--- Start of Entries ---

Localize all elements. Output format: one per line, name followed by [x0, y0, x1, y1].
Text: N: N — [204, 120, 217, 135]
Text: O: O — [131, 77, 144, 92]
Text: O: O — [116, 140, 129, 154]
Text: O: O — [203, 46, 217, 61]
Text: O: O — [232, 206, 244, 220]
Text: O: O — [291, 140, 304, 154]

--- End of Entries ---

What is expected: Reproduce every line of the listing without any changes.

Reply to the task:
Localize all elements. Output format: one per line, name followed by [x0, y0, x1, y1].
Text: N: N — [204, 120, 217, 135]
Text: O: O — [131, 77, 144, 92]
Text: O: O — [116, 140, 129, 154]
Text: O: O — [203, 46, 217, 61]
Text: O: O — [232, 206, 244, 220]
Text: O: O — [291, 140, 304, 154]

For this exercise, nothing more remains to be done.